--- Text passage ---

Document:

EX-10.2(B)

 Exhibit 10.2(B) 

LEASE TERMINATION AGREEMENT AND RELEASE 

THIS LEASE TERMINATION AGREEMENT AND RELEASE (the “Agreement”) is made this 5th day of May, 2017, by and between G&I
VII ENCINO TRACE II LP, a Delaware limited partnership with an address of 555 East Lancaster Avenue, Suite 100, Radnor, Pennsylvania 19087 (“Landlord”), and MIRNA THERAPEUTICS, INC., a Delaware corporation with an address of
5707 Southwest Parkway, Building II, Suite 100, Austin, Texas 78735 (“Tenant”). 
 WITNESSETH THAT 

WHEREAS, Landlord and Tenant entered into a certain lease dated June 24, 2016 (the “Lease”) for the rental of certain
property consisting of approximately 23,578 square feet of commercial space known as Suite 100 in the building located at 5707 Southwest Parkway, Building II, Austin, Texas 78735, as more particularly described in the Lease (the
“Premises”); and 
 WHEREAS, Landlord and Tenant have agreed to terminate the Lease upon the terms and conditions
set forth herein.

--- Information supplied ---

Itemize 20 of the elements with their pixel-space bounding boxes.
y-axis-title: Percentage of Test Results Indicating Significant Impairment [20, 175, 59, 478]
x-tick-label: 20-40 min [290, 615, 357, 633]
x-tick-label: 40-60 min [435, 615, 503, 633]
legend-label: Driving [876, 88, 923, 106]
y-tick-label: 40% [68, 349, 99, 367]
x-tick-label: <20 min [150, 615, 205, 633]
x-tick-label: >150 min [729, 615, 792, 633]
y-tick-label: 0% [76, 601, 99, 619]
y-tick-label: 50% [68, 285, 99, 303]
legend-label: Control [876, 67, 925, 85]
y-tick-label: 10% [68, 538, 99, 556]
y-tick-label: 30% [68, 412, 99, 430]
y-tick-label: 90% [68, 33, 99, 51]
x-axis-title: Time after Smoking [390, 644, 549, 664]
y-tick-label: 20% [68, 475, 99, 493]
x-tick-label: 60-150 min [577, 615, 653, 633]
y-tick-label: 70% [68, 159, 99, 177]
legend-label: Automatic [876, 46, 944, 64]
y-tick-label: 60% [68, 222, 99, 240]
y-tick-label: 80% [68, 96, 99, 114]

---

**Things to do**
**A)** Which terms does the lease termination agreement define in quotation marks?
**B)** Reproduce the lease termination agreement word for word, beginning at the words "WHEREAS, Landlord and Tenant entered" and stopping after "set forth herein.".
Rely only on the lease termination agreement for your answers.

**Per-task answers**
**A)** “Agreement”, “Landlord”, “Tenant”, “Lease”, “Premises”

**B)**
WHEREAS, Landlord and Tenant entered into a certain lease dated June 24, 2016 (the “Lease”) for the rental of certain
property consisting of approximately 23,578 square feet of commercial space known as Suite 100 in the building located at 5707 Southwest Parkway, Building II, Austin, Texas 78735, as more particularly described in the Lease (the
“Premises”); and 
 WHEREAS, Landlord and Tenant have agreed to terminate the Lease upon the terms and conditions
set forth herein.